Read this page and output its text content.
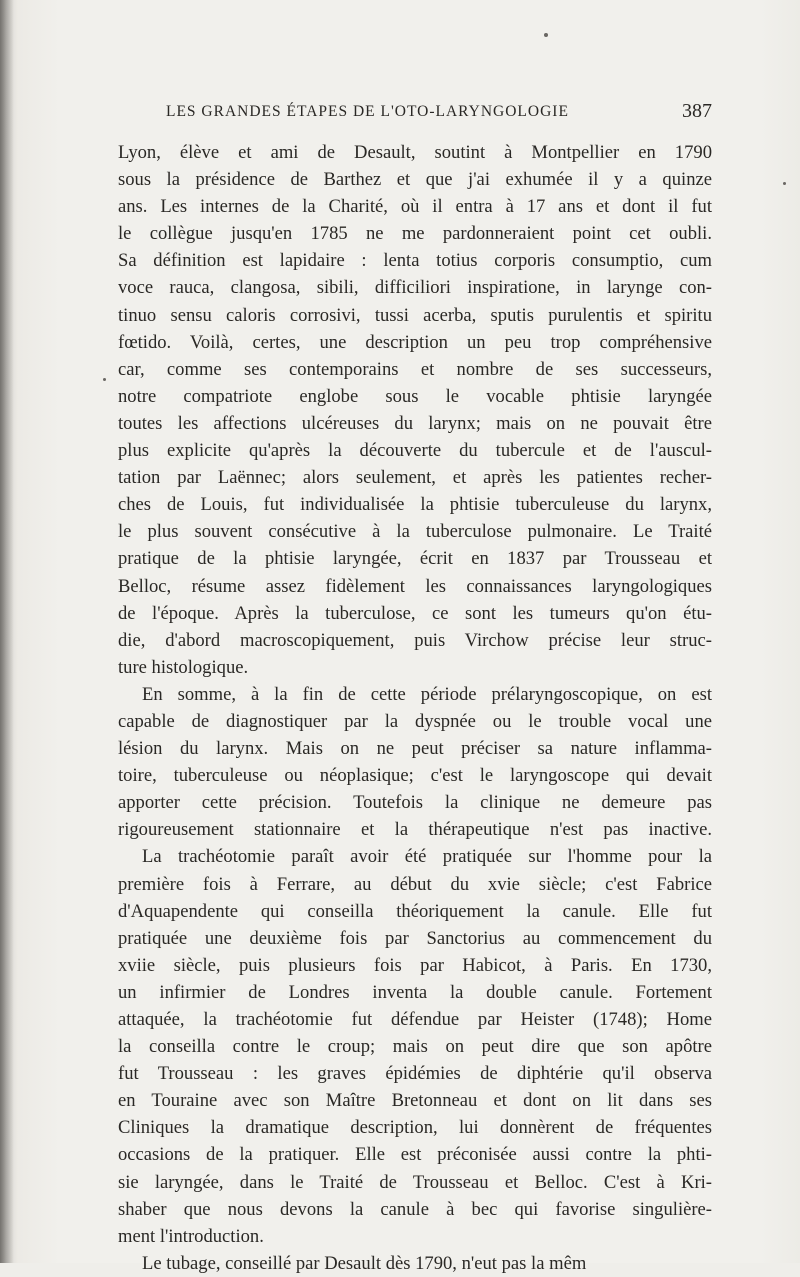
LES GRANDES ÉTAPES DE L'OTO-LARYNGOLOGIE	387
Lyon, élève et ami de Desault, soutint à Montpellier en 1790
sous la présidence de Barthez et que j'ai exhumée il y a quinze
ans. Les internes de la Charité, où il entra à 17 ans et dont il fut
le collègue jusqu'en 1785 ne me pardonneraient point cet oubli.
Sa définition est lapidaire : lenta totius corporis consumptio, cum
voce rauca, clangosa, sibili, difficiliori inspiratione, in larynge con-
tinuo sensu caloris corrosivi, tussi acerba, sputis purulentis et spiritu
fœtido. Voilà, certes, une description un peu trop compréhensive
car, comme ses contemporains et nombre de ses successeurs,
notre compatriote englobe sous le vocable phtisie laryngée
toutes les affections ulcéreuses du larynx; mais on ne pouvait être
plus explicite qu'après la découverte du tubercule et de l'auscul-
tation par Laënnec; alors seulement, et après les patientes recher-
ches de Louis, fut individualisée la phtisie tuberculeuse du larynx,
le plus souvent consécutive à la tuberculose pulmonaire. Le Traité
pratique de la phtisie laryngée, écrit en 1837 par Trousseau et
Belloc, résume assez fidèlement les connaissances laryngologiques
de l'époque. Après la tuberculose, ce sont les tumeurs qu'on étu-
die, d'abord macroscopiquement, puis Virchow précise leur struc-
ture histologique.
En somme, à la fin de cette période prélaryngoscopique, on est
capable de diagnostiquer par la dyspnée ou le trouble vocal une
lésion du larynx. Mais on ne peut préciser sa nature inflamma-
toire, tuberculeuse ou néoplasique; c'est le laryngoscope qui devait
apporter cette précision. Toutefois la clinique ne demeure pas
rigoureusement stationnaire et la thérapeutique n'est pas inactive.
La trachéotomie paraît avoir été pratiquée sur l'homme pour la
première fois à Ferrare, au début du xvie siècle; c'est Fabrice
d'Aquapendente qui conseilla théoriquement la canule. Elle fut
pratiquée une deuxième fois par Sanctorius au commencement du
xviie siècle, puis plusieurs fois par Habicot, à Paris. En 1730,
un infirmier de Londres inventa la double canule. Fortement
attaquée, la trachéotomie fut défendue par Heister (1748); Home
la conseilla contre le croup; mais on peut dire que son apôtre
fut Trousseau : les graves épidémies de diphtérie qu'il observa
en Touraine avec son Maître Bretonneau et dont on lit dans ses
Cliniques la dramatique description, lui donnèrent de fréquentes
occasions de la pratiquer. Elle est préconisée aussi contre la phti-
sie laryngée, dans le Traité de Trousseau et Belloc. C'est à Kri-
shaber que nous devons la canule à bec qui favorise singulière-
ment l'introduction.
Le tubage, conseillé par Desault dès 1790, n'eut pas la mêm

━━━━━━━━━━

> [GIVEN TASK] Pictures appear in the records above. Output everything except them, exactly.

> [SOLUTION]
Read this page and output its text content.
LES GRANDES ÉTAPES DE L'OTO-LARYNGOLOGIE	387
Lyon, élève et ami de Desault, soutint à Montpellier en 1790
sous la présidence de Barthez et que j'ai exhumée il y a quinze
ans. Les internes de la Charité, où il entra à 17 ans et dont il fut
le collègue jusqu'en 1785 ne me pardonneraient point cet oubli.
Sa définition est lapidaire : lenta totius corporis consumptio, cum
voce rauca, clangosa, sibili, difficiliori inspiratione, in larynge con-
tinuo sensu caloris corrosivi, tussi acerba, sputis purulentis et spiritu
fœtido. Voilà, certes, une description un peu trop compréhensive
car, comme ses contemporains et nombre de ses successeurs,
notre compatriote englobe sous le vocable phtisie laryngée
toutes les affections ulcéreuses du larynx; mais on ne pouvait être
plus explicite qu'après la découverte du tubercule et de l'auscul-
tation par Laënnec; alors seulement, et après les patientes recher-
ches de Louis, fut individualisée la phtisie tuberculeuse du larynx,
le plus souvent consécutive à la tuberculose pulmonaire. Le Traité
pratique de la phtisie laryngée, écrit en 1837 par Trousseau et
Belloc, résume assez fidèlement les connaissances laryngologiques
de l'époque. Après la tuberculose, ce sont les tumeurs qu'on étu-
die, d'abord macroscopiquement, puis Virchow précise leur struc-
ture histologique.
En somme, à la fin de cette période prélaryngoscopique, on est
capable de diagnostiquer par la dyspnée ou le trouble vocal une
lésion du larynx. Mais on ne peut préciser sa nature inflamma-
toire, tuberculeuse ou néoplasique; c'est le laryngoscope qui devait
apporter cette précision. Toutefois la clinique ne demeure pas
rigoureusement stationnaire et la thérapeutique n'est pas inactive.
La trachéotomie paraît avoir été pratiquée sur l'homme pour la
première fois à Ferrare, au début du xvie siècle; c'est Fabrice
d'Aquapendente qui conseilla théoriquement la canule. Elle fut
pratiquée une deuxième fois par Sanctorius au commencement du
xviie siècle, puis plusieurs fois par Habicot, à Paris. En 1730,
un infirmier de Londres inventa la double canule. Fortement
attaquée, la trachéotomie fut défendue par Heister (1748); Home
la conseilla contre le croup; mais on peut dire que son apôtre
fut Trousseau : les graves épidémies de diphtérie qu'il observa
en Touraine avec son Maître Bretonneau et dont on lit dans ses
Cliniques la dramatique description, lui donnèrent de fréquentes
occasions de la pratiquer. Elle est préconisée aussi contre la phti-
sie laryngée, dans le Traité de Trousseau et Belloc. C'est à Kri-
shaber que nous devons la canule à bec qui favorise singulière-
ment l'introduction.
Le tubage, conseillé par Desault dès 1790, n'eut pas la mêm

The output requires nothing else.